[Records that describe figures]
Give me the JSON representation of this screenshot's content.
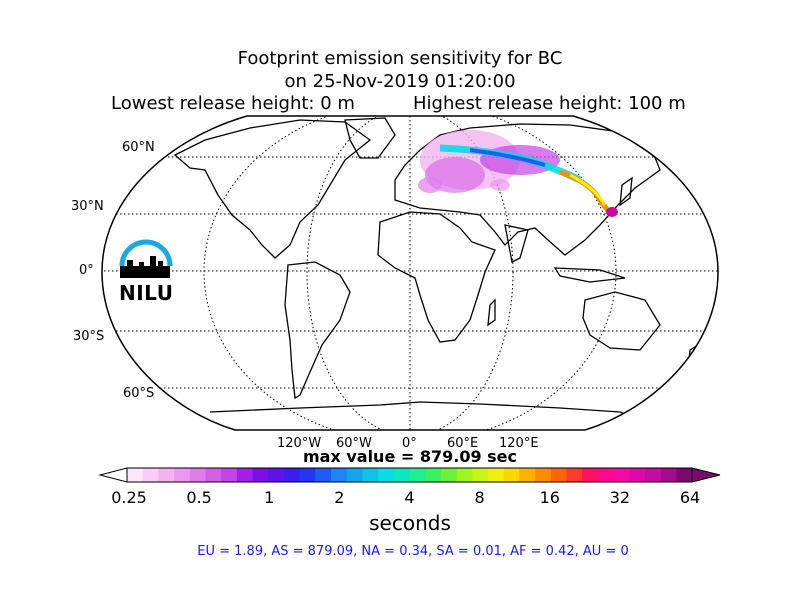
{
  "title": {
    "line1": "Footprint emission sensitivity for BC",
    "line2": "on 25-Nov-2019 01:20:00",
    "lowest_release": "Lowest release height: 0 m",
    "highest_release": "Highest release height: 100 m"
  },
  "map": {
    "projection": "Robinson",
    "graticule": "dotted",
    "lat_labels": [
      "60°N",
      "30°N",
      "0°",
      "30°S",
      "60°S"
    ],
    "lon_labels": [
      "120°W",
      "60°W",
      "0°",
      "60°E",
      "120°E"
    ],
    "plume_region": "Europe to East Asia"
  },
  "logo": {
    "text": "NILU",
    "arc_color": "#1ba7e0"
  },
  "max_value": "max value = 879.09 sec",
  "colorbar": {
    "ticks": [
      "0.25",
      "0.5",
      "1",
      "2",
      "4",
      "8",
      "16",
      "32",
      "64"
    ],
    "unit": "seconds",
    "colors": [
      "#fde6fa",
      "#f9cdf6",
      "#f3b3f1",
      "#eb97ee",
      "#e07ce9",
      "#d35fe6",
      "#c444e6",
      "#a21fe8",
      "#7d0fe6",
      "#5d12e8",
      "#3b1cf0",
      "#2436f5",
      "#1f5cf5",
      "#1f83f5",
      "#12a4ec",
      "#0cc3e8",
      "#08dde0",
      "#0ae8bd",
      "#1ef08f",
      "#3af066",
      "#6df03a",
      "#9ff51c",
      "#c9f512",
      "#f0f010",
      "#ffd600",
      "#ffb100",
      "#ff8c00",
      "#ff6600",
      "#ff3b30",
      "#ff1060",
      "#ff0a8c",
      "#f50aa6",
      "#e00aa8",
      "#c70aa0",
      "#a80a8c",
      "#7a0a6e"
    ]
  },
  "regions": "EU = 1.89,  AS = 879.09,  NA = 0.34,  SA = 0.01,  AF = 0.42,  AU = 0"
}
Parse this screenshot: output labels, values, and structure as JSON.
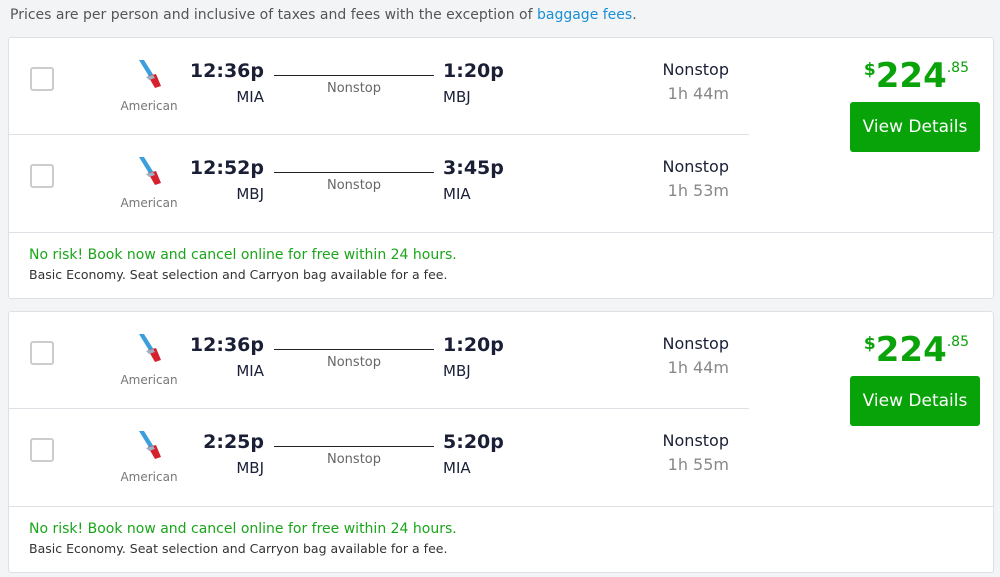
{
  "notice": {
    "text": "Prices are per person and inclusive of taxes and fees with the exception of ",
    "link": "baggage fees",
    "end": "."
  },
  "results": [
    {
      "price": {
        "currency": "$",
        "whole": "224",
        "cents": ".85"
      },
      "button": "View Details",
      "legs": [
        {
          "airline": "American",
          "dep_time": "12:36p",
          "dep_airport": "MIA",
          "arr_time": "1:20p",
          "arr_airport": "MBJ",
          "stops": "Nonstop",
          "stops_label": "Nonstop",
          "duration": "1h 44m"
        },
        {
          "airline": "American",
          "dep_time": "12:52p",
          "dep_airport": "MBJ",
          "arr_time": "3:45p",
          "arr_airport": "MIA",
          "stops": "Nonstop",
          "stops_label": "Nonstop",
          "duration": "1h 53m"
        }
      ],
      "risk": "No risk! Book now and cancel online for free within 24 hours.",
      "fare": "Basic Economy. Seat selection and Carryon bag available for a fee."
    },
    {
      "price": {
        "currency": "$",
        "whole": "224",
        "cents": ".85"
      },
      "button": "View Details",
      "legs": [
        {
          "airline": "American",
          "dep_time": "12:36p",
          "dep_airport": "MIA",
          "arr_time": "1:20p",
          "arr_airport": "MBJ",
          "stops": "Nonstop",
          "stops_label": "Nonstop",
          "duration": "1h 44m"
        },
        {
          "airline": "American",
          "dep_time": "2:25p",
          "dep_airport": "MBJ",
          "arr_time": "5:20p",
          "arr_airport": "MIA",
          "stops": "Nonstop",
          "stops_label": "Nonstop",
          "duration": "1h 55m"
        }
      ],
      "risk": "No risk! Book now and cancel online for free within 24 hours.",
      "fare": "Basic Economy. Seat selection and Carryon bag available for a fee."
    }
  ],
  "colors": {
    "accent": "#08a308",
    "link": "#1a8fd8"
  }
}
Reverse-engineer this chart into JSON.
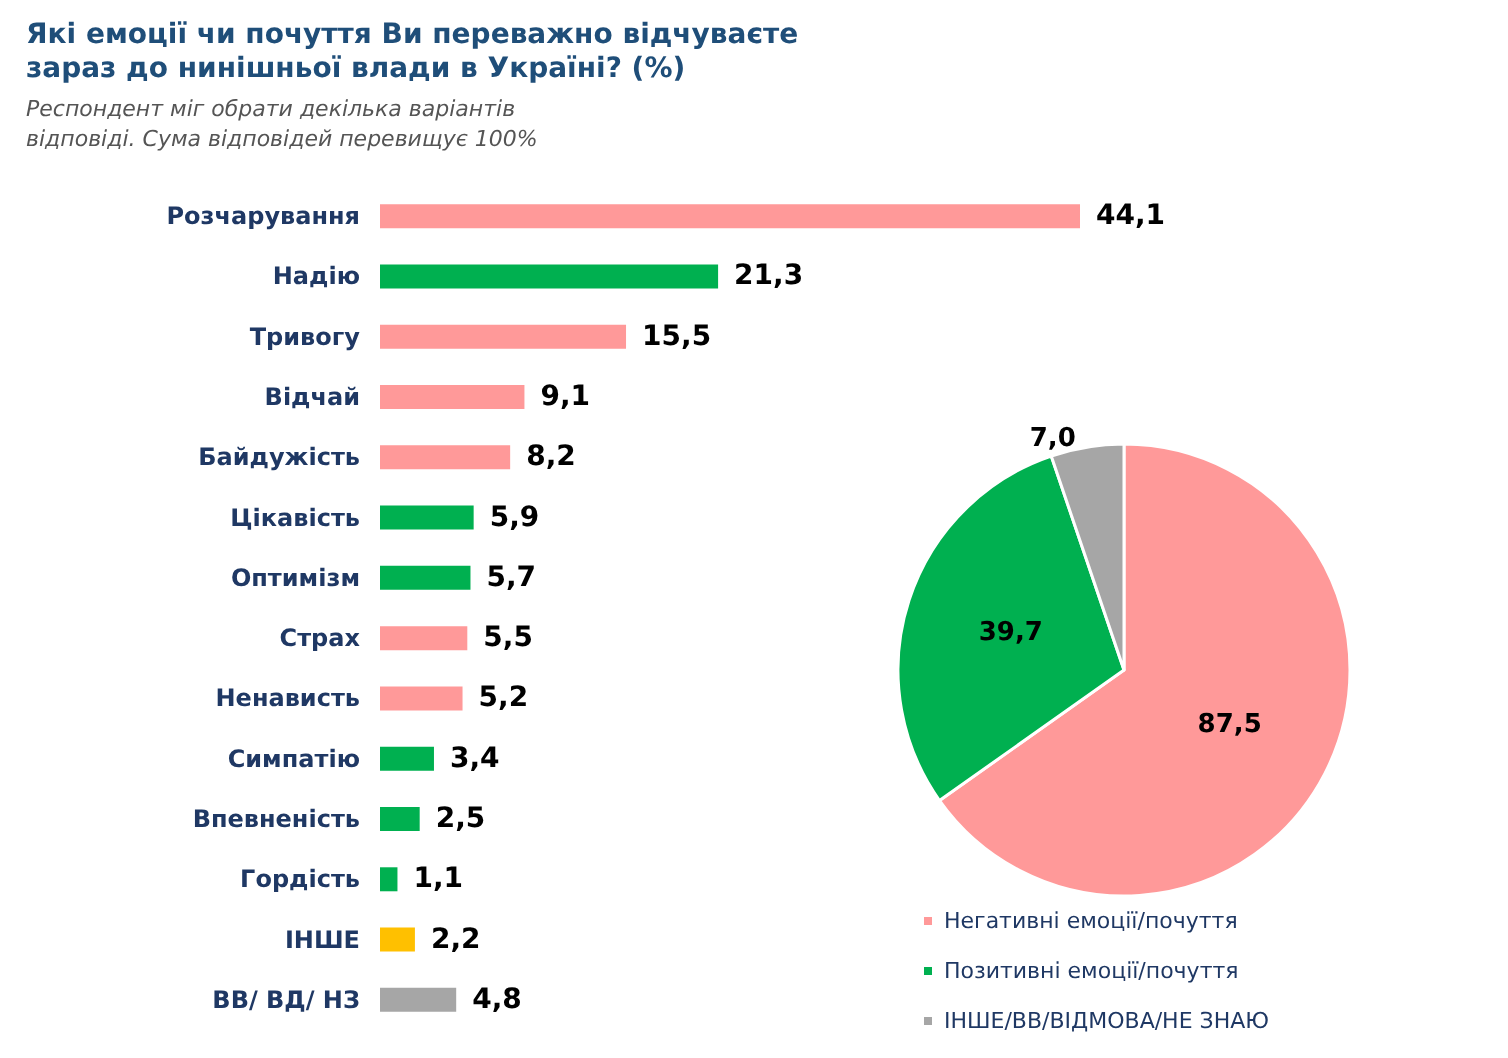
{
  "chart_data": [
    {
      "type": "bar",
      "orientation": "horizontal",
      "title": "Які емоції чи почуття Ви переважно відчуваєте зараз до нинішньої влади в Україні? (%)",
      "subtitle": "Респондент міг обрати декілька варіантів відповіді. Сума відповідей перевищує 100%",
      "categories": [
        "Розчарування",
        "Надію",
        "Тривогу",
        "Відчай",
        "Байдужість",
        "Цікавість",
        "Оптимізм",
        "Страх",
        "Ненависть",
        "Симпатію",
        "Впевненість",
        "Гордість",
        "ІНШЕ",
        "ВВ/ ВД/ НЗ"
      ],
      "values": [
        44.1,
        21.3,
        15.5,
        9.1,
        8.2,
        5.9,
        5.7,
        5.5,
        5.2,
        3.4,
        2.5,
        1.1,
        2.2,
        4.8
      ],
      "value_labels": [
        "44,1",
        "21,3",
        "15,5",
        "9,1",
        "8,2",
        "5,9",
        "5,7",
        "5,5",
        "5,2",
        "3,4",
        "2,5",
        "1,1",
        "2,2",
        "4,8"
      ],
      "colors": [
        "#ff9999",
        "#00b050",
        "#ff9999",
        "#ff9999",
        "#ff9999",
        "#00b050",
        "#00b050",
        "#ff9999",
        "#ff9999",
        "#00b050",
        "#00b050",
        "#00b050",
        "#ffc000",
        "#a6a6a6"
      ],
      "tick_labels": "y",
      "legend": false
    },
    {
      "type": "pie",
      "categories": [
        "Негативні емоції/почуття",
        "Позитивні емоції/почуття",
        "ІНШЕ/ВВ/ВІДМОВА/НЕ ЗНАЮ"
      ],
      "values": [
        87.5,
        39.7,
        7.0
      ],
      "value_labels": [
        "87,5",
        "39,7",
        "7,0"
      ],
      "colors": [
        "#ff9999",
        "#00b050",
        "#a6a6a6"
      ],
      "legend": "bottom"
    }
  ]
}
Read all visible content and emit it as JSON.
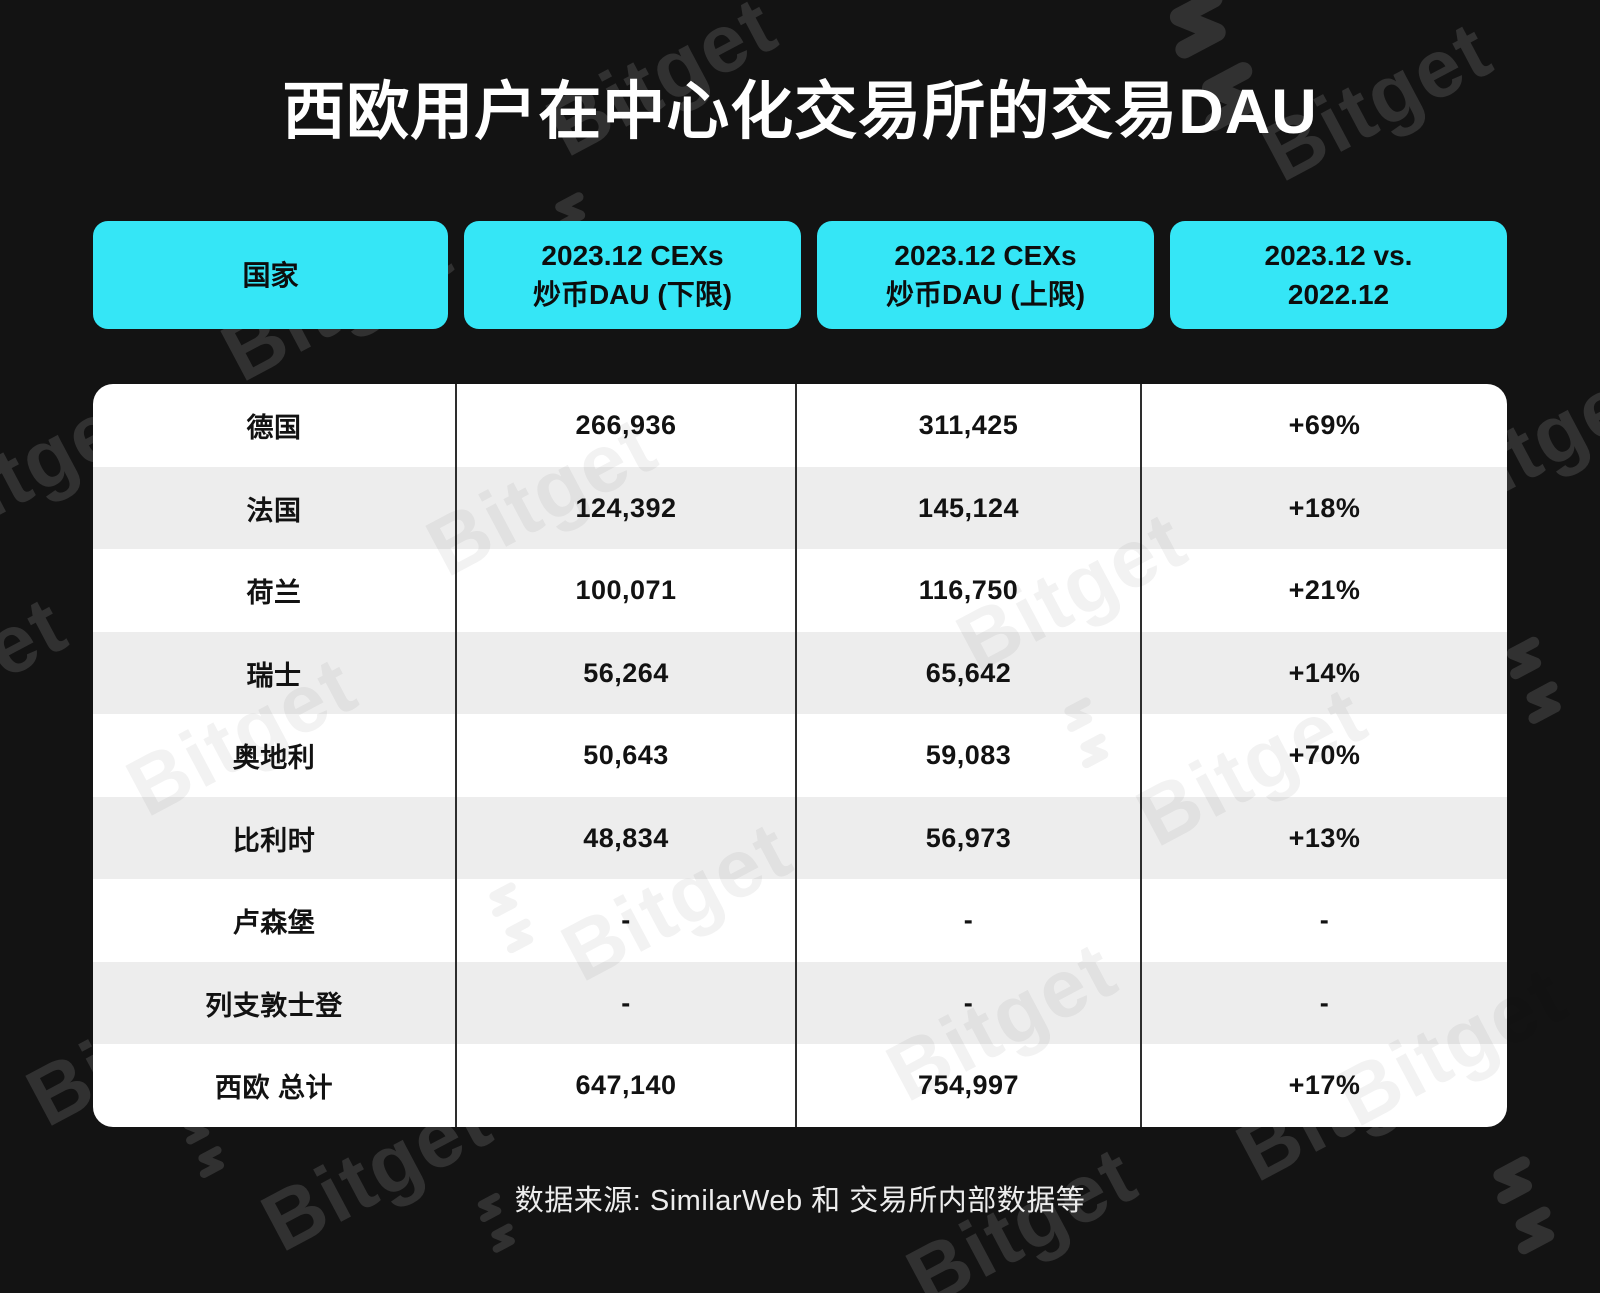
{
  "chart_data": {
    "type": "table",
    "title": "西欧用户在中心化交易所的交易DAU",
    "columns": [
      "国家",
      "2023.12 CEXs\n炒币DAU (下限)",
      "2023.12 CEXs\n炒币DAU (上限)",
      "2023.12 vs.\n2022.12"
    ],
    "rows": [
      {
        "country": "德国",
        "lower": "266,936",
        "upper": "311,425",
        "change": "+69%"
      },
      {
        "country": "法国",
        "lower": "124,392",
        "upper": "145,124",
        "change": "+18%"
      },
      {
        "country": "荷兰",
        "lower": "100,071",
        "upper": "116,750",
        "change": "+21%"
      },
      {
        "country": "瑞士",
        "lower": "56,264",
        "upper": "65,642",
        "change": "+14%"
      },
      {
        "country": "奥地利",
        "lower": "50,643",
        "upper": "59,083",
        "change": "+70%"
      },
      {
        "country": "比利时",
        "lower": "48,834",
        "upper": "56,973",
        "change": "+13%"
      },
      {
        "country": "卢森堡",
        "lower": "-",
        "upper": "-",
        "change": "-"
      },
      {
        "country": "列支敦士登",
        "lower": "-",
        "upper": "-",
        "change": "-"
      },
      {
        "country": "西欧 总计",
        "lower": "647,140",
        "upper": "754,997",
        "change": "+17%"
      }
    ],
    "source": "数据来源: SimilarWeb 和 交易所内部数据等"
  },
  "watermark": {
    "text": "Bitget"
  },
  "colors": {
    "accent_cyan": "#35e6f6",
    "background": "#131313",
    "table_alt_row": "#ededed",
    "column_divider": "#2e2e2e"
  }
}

Task: Go through the listing above and write it out again exactly, dropping the pictures.

Exercise solution:
Give me the JSON representation of this screenshot's content.
{
  "title": {
    "line1": "Footprint emission sensitivity for BC",
    "line2": "on 25-Nov-2019 01:20:00",
    "lowest_release": "Lowest release height: 0 m",
    "highest_release": "Highest release height: 100 m"
  },
  "map": {
    "projection": "Robinson",
    "graticule": "dotted",
    "lat_labels": [
      "60°N",
      "30°N",
      "0°",
      "30°S",
      "60°S"
    ],
    "lon_labels": [
      "120°W",
      "60°W",
      "0°",
      "60°E",
      "120°E"
    ],
    "plume_region": "Europe to East Asia"
  },
  "logo": {
    "text": "NILU",
    "arc_color": "#1ba7e0"
  },
  "max_value": "max value = 879.09 sec",
  "colorbar": {
    "ticks": [
      "0.25",
      "0.5",
      "1",
      "2",
      "4",
      "8",
      "16",
      "32",
      "64"
    ],
    "unit": "seconds",
    "colors": [
      "#fde6fa",
      "#f9cdf6",
      "#f3b3f1",
      "#eb97ee",
      "#e07ce9",
      "#d35fe6",
      "#c444e6",
      "#a21fe8",
      "#7d0fe6",
      "#5d12e8",
      "#3b1cf0",
      "#2436f5",
      "#1f5cf5",
      "#1f83f5",
      "#12a4ec",
      "#0cc3e8",
      "#08dde0",
      "#0ae8bd",
      "#1ef08f",
      "#3af066",
      "#6df03a",
      "#9ff51c",
      "#c9f512",
      "#f0f010",
      "#ffd600",
      "#ffb100",
      "#ff8c00",
      "#ff6600",
      "#ff3b30",
      "#ff1060",
      "#ff0a8c",
      "#f50aa6",
      "#e00aa8",
      "#c70aa0",
      "#a80a8c",
      "#7a0a6e"
    ]
  },
  "regions": "EU = 1.89,  AS = 879.09,  NA = 0.34,  SA = 0.01,  AF = 0.42,  AU = 0"
}
Parse this screenshot: output labels, values, and structure as JSON.
{
  "notice": {
    "text": "Prices are per person and inclusive of taxes and fees with the exception of ",
    "link": "baggage fees",
    "end": "."
  },
  "results": [
    {
      "price": {
        "currency": "$",
        "whole": "224",
        "cents": ".85"
      },
      "button": "View Details",
      "legs": [
        {
          "airline": "American",
          "dep_time": "12:36p",
          "dep_airport": "MIA",
          "arr_time": "1:20p",
          "arr_airport": "MBJ",
          "stops": "Nonstop",
          "stops_label": "Nonstop",
          "duration": "1h 44m"
        },
        {
          "airline": "American",
          "dep_time": "12:52p",
          "dep_airport": "MBJ",
          "arr_time": "3:45p",
          "arr_airport": "MIA",
          "stops": "Nonstop",
          "stops_label": "Nonstop",
          "duration": "1h 53m"
        }
      ],
      "risk": "No risk! Book now and cancel online for free within 24 hours.",
      "fare": "Basic Economy. Seat selection and Carryon bag available for a fee."
    },
    {
      "price": {
        "currency": "$",
        "whole": "224",
        "cents": ".85"
      },
      "button": "View Details",
      "legs": [
        {
          "airline": "American",
          "dep_time": "12:36p",
          "dep_airport": "MIA",
          "arr_time": "1:20p",
          "arr_airport": "MBJ",
          "stops": "Nonstop",
          "stops_label": "Nonstop",
          "duration": "1h 44m"
        },
        {
          "airline": "American",
          "dep_time": "2:25p",
          "dep_airport": "MBJ",
          "arr_time": "5:20p",
          "arr_airport": "MIA",
          "stops": "Nonstop",
          "stops_label": "Nonstop",
          "duration": "1h 55m"
        }
      ],
      "risk": "No risk! Book now and cancel online for free within 24 hours.",
      "fare": "Basic Economy. Seat selection and Carryon bag available for a fee."
    }
  ],
  "colors": {
    "accent": "#08a308",
    "link": "#1a8fd8"
  }
}
Reverse-engineer this chart into JSON.
{
  "chart_data": [
    {
      "type": "bar",
      "orientation": "horizontal",
      "title": "Які емоції чи почуття Ви переважно відчуваєте зараз до нинішньої влади в Україні? (%)",
      "subtitle": "Респондент міг обрати декілька варіантів відповіді. Сума відповідей перевищує 100%",
      "categories": [
        "Розчарування",
        "Надію",
        "Тривогу",
        "Відчай",
        "Байдужість",
        "Цікавість",
        "Оптимізм",
        "Страх",
        "Ненависть",
        "Симпатію",
        "Впевненість",
        "Гордість",
        "ІНШЕ",
        "ВВ/ ВД/ НЗ"
      ],
      "values": [
        44.1,
        21.3,
        15.5,
        9.1,
        8.2,
        5.9,
        5.7,
        5.5,
        5.2,
        3.4,
        2.5,
        1.1,
        2.2,
        4.8
      ],
      "value_labels": [
        "44,1",
        "21,3",
        "15,5",
        "9,1",
        "8,2",
        "5,9",
        "5,7",
        "5,5",
        "5,2",
        "3,4",
        "2,5",
        "1,1",
        "2,2",
        "4,8"
      ],
      "colors": [
        "#ff9999",
        "#00b050",
        "#ff9999",
        "#ff9999",
        "#ff9999",
        "#00b050",
        "#00b050",
        "#ff9999",
        "#ff9999",
        "#00b050",
        "#00b050",
        "#00b050",
        "#ffc000",
        "#a6a6a6"
      ],
      "tick_labels": "y",
      "legend": false
    },
    {
      "type": "pie",
      "categories": [
        "Негативні емоції/почуття",
        "Позитивні емоції/почуття",
        "ІНШЕ/ВВ/ВІДМОВА/НЕ ЗНАЮ"
      ],
      "values": [
        87.5,
        39.7,
        7.0
      ],
      "value_labels": [
        "87,5",
        "39,7",
        "7,0"
      ],
      "colors": [
        "#ff9999",
        "#00b050",
        "#a6a6a6"
      ],
      "legend": "bottom"
    }
  ]
}
Read all visible content and emit it as JSON.
{
  "chart_data": {
    "type": "table",
    "title": "西欧用户在中心化交易所的交易DAU",
    "columns": [
      "国家",
      "2023.12 CEXs\n炒币DAU (下限)",
      "2023.12 CEXs\n炒币DAU (上限)",
      "2023.12 vs.\n2022.12"
    ],
    "rows": [
      {
        "country": "德国",
        "lower": "266,936",
        "upper": "311,425",
        "change": "+69%"
      },
      {
        "country": "法国",
        "lower": "124,392",
        "upper": "145,124",
        "change": "+18%"
      },
      {
        "country": "荷兰",
        "lower": "100,071",
        "upper": "116,750",
        "change": "+21%"
      },
      {
        "country": "瑞士",
        "lower": "56,264",
        "upper": "65,642",
        "change": "+14%"
      },
      {
        "country": "奥地利",
        "lower": "50,643",
        "upper": "59,083",
        "change": "+70%"
      },
      {
        "country": "比利时",
        "lower": "48,834",
        "upper": "56,973",
        "change": "+13%"
      },
      {
        "country": "卢森堡",
        "lower": "-",
        "upper": "-",
        "change": "-"
      },
      {
        "country": "列支敦士登",
        "lower": "-",
        "upper": "-",
        "change": "-"
      },
      {
        "country": "西欧 总计",
        "lower": "647,140",
        "upper": "754,997",
        "change": "+17%"
      }
    ],
    "source": "数据来源: SimilarWeb 和 交易所内部数据等"
  },
  "watermark": {
    "text": "Bitget"
  },
  "colors": {
    "accent_cyan": "#35e6f6",
    "background": "#131313",
    "table_alt_row": "#ededed",
    "column_divider": "#2e2e2e"
  }
}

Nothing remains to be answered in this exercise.